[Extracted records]
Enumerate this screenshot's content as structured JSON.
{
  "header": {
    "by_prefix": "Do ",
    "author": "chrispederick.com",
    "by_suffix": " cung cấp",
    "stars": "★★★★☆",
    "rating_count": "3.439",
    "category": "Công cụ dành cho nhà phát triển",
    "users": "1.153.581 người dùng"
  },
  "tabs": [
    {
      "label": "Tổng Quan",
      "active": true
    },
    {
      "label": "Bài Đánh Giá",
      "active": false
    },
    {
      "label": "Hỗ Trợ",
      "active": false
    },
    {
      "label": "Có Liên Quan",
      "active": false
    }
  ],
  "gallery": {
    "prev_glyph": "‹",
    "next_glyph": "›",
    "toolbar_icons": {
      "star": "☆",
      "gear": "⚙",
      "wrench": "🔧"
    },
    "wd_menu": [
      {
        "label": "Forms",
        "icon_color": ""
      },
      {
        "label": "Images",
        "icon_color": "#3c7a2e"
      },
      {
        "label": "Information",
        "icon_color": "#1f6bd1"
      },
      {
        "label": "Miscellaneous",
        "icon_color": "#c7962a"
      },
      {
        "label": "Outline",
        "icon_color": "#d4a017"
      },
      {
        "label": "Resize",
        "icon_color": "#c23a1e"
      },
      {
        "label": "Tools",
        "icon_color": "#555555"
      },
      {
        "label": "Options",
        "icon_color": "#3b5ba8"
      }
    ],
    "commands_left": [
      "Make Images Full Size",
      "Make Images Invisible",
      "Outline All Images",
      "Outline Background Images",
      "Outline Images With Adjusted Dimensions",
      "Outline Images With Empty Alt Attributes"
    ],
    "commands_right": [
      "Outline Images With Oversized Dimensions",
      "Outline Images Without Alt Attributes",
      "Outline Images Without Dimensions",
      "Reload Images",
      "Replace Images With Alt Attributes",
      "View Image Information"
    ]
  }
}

## WHAT YOU HAVE TO DO
Identify the lines in the entries above that contain "Information", then copy them out.

## ANSWER TO THIS TASK
        "label": "Information",
      "View Image Information"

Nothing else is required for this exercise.